## start DATASET CONTENT

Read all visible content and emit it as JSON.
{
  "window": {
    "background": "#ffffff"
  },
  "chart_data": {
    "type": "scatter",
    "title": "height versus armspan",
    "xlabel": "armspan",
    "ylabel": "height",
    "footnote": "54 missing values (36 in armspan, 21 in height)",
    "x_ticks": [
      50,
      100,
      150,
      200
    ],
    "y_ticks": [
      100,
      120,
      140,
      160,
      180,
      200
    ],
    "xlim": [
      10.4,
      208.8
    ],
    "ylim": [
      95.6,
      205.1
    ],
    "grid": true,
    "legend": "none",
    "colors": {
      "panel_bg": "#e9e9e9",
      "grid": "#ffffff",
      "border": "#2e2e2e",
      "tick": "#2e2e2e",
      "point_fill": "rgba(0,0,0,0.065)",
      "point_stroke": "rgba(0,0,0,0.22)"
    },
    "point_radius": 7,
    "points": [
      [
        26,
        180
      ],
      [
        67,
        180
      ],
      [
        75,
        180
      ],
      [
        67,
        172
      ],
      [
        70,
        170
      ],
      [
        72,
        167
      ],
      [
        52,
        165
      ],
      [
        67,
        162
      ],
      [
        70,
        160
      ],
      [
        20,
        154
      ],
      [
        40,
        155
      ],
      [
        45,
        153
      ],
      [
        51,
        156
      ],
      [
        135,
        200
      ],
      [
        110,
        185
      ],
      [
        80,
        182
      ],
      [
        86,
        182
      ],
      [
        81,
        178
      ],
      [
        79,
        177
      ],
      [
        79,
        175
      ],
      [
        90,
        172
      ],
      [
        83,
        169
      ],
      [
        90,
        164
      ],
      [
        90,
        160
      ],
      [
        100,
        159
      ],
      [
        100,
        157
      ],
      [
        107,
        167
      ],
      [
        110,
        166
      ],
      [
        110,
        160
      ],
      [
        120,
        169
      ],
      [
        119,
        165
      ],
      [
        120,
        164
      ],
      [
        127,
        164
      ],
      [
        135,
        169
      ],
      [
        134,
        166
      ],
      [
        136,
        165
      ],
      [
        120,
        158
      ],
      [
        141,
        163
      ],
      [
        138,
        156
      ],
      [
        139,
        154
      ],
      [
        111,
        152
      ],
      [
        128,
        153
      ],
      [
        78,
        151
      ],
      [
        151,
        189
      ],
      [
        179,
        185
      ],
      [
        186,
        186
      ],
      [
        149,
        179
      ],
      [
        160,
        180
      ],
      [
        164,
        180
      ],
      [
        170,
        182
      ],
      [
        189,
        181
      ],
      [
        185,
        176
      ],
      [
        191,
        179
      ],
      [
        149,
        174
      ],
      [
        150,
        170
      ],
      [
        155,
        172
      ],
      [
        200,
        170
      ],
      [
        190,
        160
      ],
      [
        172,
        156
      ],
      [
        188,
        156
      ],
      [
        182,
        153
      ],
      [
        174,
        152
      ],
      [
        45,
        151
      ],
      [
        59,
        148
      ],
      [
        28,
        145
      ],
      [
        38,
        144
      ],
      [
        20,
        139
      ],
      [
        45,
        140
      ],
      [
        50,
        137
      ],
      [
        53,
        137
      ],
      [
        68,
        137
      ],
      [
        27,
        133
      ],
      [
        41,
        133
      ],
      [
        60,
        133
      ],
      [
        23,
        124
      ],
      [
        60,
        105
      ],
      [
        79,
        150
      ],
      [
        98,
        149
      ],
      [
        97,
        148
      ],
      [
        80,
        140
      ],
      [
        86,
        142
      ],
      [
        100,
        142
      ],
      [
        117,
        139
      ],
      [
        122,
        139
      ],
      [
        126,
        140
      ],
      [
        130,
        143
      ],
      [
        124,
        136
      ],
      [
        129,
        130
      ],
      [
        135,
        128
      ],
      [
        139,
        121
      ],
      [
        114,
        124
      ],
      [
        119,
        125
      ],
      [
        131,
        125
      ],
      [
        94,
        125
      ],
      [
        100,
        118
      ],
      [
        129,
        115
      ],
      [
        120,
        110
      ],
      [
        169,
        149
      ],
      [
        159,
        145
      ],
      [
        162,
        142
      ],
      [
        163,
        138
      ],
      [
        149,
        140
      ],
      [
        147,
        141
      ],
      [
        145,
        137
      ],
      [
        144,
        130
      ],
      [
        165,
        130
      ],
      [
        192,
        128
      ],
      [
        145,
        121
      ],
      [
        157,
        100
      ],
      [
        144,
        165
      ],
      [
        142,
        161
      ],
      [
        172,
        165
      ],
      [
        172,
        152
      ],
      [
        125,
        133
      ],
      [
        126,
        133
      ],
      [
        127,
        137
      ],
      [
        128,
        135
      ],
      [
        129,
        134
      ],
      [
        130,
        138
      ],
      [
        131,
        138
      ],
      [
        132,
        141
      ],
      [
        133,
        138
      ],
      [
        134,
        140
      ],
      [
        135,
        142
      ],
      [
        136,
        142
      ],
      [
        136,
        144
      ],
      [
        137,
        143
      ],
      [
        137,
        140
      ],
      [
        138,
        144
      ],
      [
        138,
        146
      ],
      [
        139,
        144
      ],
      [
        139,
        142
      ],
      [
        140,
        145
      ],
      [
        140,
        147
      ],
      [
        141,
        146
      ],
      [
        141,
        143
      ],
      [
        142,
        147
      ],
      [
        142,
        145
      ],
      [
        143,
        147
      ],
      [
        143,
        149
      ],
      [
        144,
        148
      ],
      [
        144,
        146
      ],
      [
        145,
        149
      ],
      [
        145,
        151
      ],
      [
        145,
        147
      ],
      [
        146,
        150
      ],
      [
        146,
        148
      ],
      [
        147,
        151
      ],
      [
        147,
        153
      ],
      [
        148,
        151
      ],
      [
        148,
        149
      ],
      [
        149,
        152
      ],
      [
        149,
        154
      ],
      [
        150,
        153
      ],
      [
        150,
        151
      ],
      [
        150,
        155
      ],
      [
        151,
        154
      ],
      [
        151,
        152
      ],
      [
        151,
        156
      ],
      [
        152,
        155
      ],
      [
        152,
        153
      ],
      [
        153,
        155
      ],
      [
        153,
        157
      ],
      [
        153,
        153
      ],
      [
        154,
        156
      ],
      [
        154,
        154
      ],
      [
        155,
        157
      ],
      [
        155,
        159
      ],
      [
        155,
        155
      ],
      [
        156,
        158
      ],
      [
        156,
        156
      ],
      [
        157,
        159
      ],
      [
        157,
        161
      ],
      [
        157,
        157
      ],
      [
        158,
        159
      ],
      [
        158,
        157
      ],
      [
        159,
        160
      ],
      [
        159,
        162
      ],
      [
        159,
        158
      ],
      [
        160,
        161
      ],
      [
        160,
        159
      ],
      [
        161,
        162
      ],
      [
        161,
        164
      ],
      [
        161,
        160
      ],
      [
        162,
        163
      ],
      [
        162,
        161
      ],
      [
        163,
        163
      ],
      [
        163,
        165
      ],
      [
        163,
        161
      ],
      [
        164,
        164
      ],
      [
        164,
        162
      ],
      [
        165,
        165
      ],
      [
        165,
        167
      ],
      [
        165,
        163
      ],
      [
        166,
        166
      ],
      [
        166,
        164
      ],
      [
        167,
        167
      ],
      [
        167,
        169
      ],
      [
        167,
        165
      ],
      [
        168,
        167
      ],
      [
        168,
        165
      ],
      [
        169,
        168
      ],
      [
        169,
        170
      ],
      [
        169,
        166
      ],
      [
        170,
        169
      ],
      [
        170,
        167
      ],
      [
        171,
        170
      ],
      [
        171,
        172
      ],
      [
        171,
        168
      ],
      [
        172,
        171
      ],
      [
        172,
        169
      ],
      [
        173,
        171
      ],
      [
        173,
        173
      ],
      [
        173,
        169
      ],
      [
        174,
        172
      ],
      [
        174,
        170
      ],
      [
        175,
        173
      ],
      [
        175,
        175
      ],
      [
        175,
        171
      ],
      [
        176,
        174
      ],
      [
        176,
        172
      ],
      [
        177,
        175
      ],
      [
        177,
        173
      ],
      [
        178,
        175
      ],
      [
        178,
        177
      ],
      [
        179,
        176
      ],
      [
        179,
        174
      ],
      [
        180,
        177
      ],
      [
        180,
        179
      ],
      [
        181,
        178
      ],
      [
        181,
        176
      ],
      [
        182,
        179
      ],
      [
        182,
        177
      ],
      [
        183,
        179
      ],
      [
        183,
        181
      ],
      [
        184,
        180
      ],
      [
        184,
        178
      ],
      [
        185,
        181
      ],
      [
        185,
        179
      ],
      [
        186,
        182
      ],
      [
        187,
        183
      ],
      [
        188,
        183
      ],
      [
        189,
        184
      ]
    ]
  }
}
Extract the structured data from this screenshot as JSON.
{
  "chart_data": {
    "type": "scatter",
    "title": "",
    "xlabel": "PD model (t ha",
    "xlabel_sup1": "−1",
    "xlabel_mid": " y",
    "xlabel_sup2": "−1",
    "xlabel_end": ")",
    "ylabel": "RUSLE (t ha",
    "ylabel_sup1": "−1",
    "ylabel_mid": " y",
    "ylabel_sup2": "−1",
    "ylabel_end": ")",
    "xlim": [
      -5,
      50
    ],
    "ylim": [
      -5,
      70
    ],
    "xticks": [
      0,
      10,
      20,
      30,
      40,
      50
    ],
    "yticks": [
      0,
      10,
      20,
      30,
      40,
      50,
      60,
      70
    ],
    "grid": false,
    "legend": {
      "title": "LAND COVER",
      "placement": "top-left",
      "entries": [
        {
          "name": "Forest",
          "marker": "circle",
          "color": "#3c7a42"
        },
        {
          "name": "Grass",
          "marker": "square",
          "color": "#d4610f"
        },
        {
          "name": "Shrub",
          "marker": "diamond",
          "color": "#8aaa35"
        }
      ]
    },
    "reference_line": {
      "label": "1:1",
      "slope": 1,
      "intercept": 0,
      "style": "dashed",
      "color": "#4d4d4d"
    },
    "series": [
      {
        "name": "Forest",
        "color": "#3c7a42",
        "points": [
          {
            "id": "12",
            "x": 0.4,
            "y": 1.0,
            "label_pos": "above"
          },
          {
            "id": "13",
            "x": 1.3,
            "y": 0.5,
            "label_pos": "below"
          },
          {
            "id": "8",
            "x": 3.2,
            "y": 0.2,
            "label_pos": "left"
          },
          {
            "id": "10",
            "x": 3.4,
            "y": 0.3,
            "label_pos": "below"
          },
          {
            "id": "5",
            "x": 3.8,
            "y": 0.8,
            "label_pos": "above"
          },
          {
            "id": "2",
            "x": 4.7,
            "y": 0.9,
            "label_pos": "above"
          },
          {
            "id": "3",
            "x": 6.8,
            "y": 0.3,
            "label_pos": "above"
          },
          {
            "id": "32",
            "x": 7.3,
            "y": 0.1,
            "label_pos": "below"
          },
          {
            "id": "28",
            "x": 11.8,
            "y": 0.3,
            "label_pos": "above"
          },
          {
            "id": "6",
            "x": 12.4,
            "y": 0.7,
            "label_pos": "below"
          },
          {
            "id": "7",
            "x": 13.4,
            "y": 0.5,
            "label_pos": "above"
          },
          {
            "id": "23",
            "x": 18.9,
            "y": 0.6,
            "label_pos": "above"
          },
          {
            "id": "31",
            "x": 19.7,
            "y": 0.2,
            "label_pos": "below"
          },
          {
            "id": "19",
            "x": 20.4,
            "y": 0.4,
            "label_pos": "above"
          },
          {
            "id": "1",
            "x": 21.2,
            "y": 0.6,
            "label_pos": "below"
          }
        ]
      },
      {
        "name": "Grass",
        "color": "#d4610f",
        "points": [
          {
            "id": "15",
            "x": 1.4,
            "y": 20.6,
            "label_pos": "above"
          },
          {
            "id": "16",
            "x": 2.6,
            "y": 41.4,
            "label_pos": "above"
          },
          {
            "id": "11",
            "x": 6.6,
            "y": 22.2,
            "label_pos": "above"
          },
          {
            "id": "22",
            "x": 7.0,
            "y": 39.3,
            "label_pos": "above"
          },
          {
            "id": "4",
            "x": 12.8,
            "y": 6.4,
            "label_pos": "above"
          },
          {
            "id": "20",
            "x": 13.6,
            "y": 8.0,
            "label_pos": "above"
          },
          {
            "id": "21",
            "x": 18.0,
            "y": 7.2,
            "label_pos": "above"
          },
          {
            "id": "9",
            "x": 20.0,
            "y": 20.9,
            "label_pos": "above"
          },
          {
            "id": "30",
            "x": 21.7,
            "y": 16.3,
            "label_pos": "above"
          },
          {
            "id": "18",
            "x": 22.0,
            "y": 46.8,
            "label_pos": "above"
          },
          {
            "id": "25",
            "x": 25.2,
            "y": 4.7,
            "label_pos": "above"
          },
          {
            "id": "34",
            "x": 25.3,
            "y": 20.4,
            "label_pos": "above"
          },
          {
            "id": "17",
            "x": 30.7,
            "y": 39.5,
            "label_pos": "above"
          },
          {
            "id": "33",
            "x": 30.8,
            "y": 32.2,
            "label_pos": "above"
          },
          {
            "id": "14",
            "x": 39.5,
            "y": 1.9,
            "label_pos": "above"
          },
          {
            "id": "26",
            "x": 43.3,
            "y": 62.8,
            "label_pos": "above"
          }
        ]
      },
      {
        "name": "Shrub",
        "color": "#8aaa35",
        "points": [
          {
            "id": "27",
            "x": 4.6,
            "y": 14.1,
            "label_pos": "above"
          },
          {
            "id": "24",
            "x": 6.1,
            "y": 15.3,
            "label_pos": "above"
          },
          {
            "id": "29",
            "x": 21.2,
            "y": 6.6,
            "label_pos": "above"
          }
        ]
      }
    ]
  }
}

## end DATASET CONTENT

WHAT TO WORK ON
Working from the listing above, pick out every line that has "height" and copy it.

WRITTEN ANSWER
    "title": "height versus armspan",
    "ylabel": "height",
    "footnote": "54 missing values (36 in armspan, 21 in height)",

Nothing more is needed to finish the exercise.